Records from a dataset:
◆ ◆ ◆ ◆ ◆

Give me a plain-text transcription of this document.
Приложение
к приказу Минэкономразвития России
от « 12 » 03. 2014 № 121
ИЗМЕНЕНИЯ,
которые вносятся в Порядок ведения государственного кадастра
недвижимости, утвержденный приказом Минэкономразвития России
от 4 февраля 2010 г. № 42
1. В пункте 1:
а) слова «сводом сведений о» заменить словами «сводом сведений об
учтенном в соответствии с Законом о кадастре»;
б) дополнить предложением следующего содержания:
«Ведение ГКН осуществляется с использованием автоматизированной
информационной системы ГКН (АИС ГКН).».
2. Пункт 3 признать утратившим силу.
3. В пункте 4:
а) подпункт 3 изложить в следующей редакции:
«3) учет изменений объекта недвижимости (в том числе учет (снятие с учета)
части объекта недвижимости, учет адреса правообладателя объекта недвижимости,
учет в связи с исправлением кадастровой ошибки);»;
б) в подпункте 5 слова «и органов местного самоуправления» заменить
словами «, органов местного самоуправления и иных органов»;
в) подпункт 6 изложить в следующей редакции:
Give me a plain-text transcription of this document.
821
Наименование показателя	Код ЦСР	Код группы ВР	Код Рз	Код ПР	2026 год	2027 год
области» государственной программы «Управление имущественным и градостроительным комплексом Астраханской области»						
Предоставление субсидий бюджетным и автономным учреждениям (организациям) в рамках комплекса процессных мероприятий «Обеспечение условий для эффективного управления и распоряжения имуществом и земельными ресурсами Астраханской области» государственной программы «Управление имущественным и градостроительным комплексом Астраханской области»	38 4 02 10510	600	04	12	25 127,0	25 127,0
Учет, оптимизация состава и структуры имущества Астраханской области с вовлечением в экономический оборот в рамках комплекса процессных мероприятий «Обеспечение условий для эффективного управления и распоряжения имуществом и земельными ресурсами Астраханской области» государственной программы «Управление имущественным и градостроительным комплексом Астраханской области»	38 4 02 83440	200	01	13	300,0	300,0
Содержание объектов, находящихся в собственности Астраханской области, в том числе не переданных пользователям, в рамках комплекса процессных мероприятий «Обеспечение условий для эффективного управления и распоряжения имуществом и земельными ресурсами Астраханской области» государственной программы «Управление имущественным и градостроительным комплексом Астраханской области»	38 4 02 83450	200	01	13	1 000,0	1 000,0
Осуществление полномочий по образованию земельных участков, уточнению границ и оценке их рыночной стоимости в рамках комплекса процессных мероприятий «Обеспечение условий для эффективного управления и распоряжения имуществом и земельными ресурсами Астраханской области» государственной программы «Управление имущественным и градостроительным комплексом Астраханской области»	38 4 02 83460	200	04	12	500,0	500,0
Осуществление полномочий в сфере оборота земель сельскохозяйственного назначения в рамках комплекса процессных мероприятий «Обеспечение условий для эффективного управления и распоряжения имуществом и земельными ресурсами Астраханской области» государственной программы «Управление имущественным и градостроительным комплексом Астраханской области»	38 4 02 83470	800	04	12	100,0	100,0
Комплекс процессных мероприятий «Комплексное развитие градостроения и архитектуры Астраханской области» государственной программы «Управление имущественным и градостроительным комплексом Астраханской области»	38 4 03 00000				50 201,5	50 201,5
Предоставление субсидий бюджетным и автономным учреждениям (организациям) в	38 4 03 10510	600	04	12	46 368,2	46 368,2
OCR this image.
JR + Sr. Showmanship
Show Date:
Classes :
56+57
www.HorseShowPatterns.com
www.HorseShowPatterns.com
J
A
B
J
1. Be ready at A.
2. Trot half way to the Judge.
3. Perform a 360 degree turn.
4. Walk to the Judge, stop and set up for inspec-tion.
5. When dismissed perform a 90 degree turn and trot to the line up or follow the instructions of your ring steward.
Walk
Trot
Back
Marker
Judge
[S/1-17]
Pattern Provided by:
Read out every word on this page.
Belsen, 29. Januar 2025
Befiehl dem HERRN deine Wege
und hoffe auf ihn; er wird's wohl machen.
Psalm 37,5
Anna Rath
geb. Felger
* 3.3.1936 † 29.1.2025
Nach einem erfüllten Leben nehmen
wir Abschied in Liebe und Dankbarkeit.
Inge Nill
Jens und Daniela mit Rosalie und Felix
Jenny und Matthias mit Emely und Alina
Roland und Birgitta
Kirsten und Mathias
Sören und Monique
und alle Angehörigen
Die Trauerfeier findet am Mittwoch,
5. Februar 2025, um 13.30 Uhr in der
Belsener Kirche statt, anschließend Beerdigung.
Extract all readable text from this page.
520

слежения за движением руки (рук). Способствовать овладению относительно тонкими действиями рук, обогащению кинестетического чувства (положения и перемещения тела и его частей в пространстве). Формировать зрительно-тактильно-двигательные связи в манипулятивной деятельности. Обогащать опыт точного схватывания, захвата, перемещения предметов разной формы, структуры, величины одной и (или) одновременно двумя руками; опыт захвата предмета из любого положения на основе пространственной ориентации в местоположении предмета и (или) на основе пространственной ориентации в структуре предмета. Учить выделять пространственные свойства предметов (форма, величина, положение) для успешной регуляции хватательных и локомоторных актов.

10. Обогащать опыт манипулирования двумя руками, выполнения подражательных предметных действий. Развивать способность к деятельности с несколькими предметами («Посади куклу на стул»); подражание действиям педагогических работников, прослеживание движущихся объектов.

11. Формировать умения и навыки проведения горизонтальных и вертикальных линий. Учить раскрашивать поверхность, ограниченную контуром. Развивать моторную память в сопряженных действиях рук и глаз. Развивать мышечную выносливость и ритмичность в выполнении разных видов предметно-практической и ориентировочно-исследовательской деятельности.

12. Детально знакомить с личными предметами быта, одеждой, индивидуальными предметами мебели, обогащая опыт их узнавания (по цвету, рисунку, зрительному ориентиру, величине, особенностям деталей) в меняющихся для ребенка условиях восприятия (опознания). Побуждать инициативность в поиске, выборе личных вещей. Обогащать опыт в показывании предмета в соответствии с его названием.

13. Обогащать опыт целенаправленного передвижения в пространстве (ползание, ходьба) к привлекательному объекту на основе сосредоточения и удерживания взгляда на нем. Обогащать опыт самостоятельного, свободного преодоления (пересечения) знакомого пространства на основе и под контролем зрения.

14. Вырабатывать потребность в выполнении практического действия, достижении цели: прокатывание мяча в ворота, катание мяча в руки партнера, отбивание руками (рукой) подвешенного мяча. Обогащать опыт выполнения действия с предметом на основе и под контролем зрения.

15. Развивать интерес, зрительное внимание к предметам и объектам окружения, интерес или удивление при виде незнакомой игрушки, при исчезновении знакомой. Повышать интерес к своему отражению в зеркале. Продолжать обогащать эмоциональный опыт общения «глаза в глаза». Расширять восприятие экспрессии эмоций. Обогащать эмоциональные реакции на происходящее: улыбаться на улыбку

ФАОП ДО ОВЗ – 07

◆ ◆ ◆ ◆ ◆

WHAT YOU SHOULD DO:
Repeat each of the entries above precisely as given.

RESPONSE:
Give me a plain-text transcription of this document.
Приложение
к приказу Минэкономразвития России
от « 12 » 03. 2014 № 121
ИЗМЕНЕНИЯ,
которые вносятся в Порядок ведения государственного кадастра
недвижимости, утвержденный приказом Минэкономразвития России
от 4 февраля 2010 г. № 42
1. В пункте 1:
а) слова «сводом сведений о» заменить словами «сводом сведений об
учтенном в соответствии с Законом о кадастре»;
б) дополнить предложением следующего содержания:
«Ведение ГКН осуществляется с использованием автоматизированной
информационной системы ГКН (АИС ГКН).».
2. Пункт 3 признать утратившим силу.
3. В пункте 4:
а) подпункт 3 изложить в следующей редакции:
«3) учет изменений объекта недвижимости (в том числе учет (снятие с учета)
части объекта недвижимости, учет адреса правообладателя объекта недвижимости,
учет в связи с исправлением кадастровой ошибки);»;
б) в подпункте 5 слова «и органов местного самоуправления» заменить
словами «, органов местного самоуправления и иных органов»;
в) подпункт 6 изложить в следующей редакции:
Give me a plain-text transcription of this document.
821
Наименование показателя	Код ЦСР	Код группы ВР	Код Рз	Код ПР	2026 год	2027 год
области» государственной программы «Управление имущественным и градостроительным комплексом Астраханской области»						
Предоставление субсидий бюджетным и автономным учреждениям (организациям) в рамках комплекса процессных мероприятий «Обеспечение условий для эффективного управления и распоряжения имуществом и земельными ресурсами Астраханской области» государственной программы «Управление имущественным и градостроительным комплексом Астраханской области»	38 4 02 10510	600	04	12	25 127,0	25 127,0
Учет, оптимизация состава и структуры имущества Астраханской области с вовлечением в экономический оборот в рамках комплекса процессных мероприятий «Обеспечение условий для эффективного управления и распоряжения имуществом и земельными ресурсами Астраханской области» государственной программы «Управление имущественным и градостроительным комплексом Астраханской области»	38 4 02 83440	200	01	13	300,0	300,0
Содержание объектов, находящихся в собственности Астраханской области, в том числе не переданных пользователям, в рамках комплекса процессных мероприятий «Обеспечение условий для эффективного управления и распоряжения имуществом и земельными ресурсами Астраханской области» государственной программы «Управление имущественным и градостроительным комплексом Астраханской области»	38 4 02 83450	200	01	13	1 000,0	1 000,0
Осуществление полномочий по образованию земельных участков, уточнению границ и оценке их рыночной стоимости в рамках комплекса процессных мероприятий «Обеспечение условий для эффективного управления и распоряжения имуществом и земельными ресурсами Астраханской области» государственной программы «Управление имущественным и градостроительным комплексом Астраханской области»	38 4 02 83460	200	04	12	500,0	500,0
Осуществление полномочий в сфере оборота земель сельскохозяйственного назначения в рамках комплекса процессных мероприятий «Обеспечение условий для эффективного управления и распоряжения имуществом и земельными ресурсами Астраханской области» государственной программы «Управление имущественным и градостроительным комплексом Астраханской области»	38 4 02 83470	800	04	12	100,0	100,0
Комплекс процессных мероприятий «Комплексное развитие градостроения и архитектуры Астраханской области» государственной программы «Управление имущественным и градостроительным комплексом Астраханской области»	38 4 03 00000				50 201,5	50 201,5
Предоставление субсидий бюджетным и автономным учреждениям (организациям) в	38 4 03 10510	600	04	12	46 368,2	46 368,2
OCR this image.
JR + Sr. Showmanship
Show Date:
Classes :
56+57
www.HorseShowPatterns.com
www.HorseShowPatterns.com
J
A
B
J
1. Be ready at A.
2. Trot half way to the Judge.
3. Perform a 360 degree turn.
4. Walk to the Judge, stop and set up for inspec-tion.
5. When dismissed perform a 90 degree turn and trot to the line up or follow the instructions of your ring steward.
Walk
Trot
Back
Marker
Judge
[S/1-17]
Pattern Provided by:
Read out every word on this page.
Belsen, 29. Januar 2025
Befiehl dem HERRN deine Wege
und hoffe auf ihn; er wird's wohl machen.
Psalm 37,5
Anna Rath
geb. Felger
* 3.3.1936 † 29.1.2025
Nach einem erfüllten Leben nehmen
wir Abschied in Liebe und Dankbarkeit.
Inge Nill
Jens und Daniela mit Rosalie und Felix
Jenny und Matthias mit Emely und Alina
Roland und Birgitta
Kirsten und Mathias
Sören und Monique
und alle Angehörigen
Die Trauerfeier findet am Mittwoch,
5. Februar 2025, um 13.30 Uhr in der
Belsener Kirche statt, anschließend Beerdigung.
Extract all readable text from this page.
520

слежения за движением руки (рук). Способствовать овладению относительно тонкими действиями рук, обогащению кинестетического чувства (положения и перемещения тела и его частей в пространстве). Формировать зрительно-тактильно-двигательные связи в манипулятивной деятельности. Обогащать опыт точного схватывания, захвата, перемещения предметов разной формы, структуры, величины одной и (или) одновременно двумя руками; опыт захвата предмета из любого положения на основе пространственной ориентации в местоположении предмета и (или) на основе пространственной ориентации в структуре предмета. Учить выделять пространственные свойства предметов (форма, величина, положение) для успешной регуляции хватательных и локомоторных актов.

10. Обогащать опыт манипулирования двумя руками, выполнения подражательных предметных действий. Развивать способность к деятельности с несколькими предметами («Посади куклу на стул»); подражание действиям педагогических работников, прослеживание движущихся объектов.

11. Формировать умения и навыки проведения горизонтальных и вертикальных линий. Учить раскрашивать поверхность, ограниченную контуром. Развивать моторную память в сопряженных действиях рук и глаз. Развивать мышечную выносливость и ритмичность в выполнении разных видов предметно-практической и ориентировочно-исследовательской деятельности.

12. Детально знакомить с личными предметами быта, одеждой, индивидуальными предметами мебели, обогащая опыт их узнавания (по цвету, рисунку, зрительному ориентиру, величине, особенностям деталей) в меняющихся для ребенка условиях восприятия (опознания). Побуждать инициативность в поиске, выборе личных вещей. Обогащать опыт в показывании предмета в соответствии с его названием.

13. Обогащать опыт целенаправленного передвижения в пространстве (ползание, ходьба) к привлекательному объекту на основе сосредоточения и удерживания взгляда на нем. Обогащать опыт самостоятельного, свободного преодоления (пересечения) знакомого пространства на основе и под контролем зрения.

14. Вырабатывать потребность в выполнении практического действия, достижении цели: прокатывание мяча в ворота, катание мяча в руки партнера, отбивание руками (рукой) подвешенного мяча. Обогащать опыт выполнения действия с предметом на основе и под контролем зрения.

15. Развивать интерес, зрительное внимание к предметам и объектам окружения, интерес или удивление при виде незнакомой игрушки, при исчезновении знакомой. Повышать интерес к своему отражению в зеркале. Продолжать обогащать эмоциональный опыт общения «глаза в глаза». Расширять восприятие экспрессии эмоций. Обогащать эмоциональные реакции на происходящее: улыбаться на улыбку

ФАОП ДО ОВЗ – 07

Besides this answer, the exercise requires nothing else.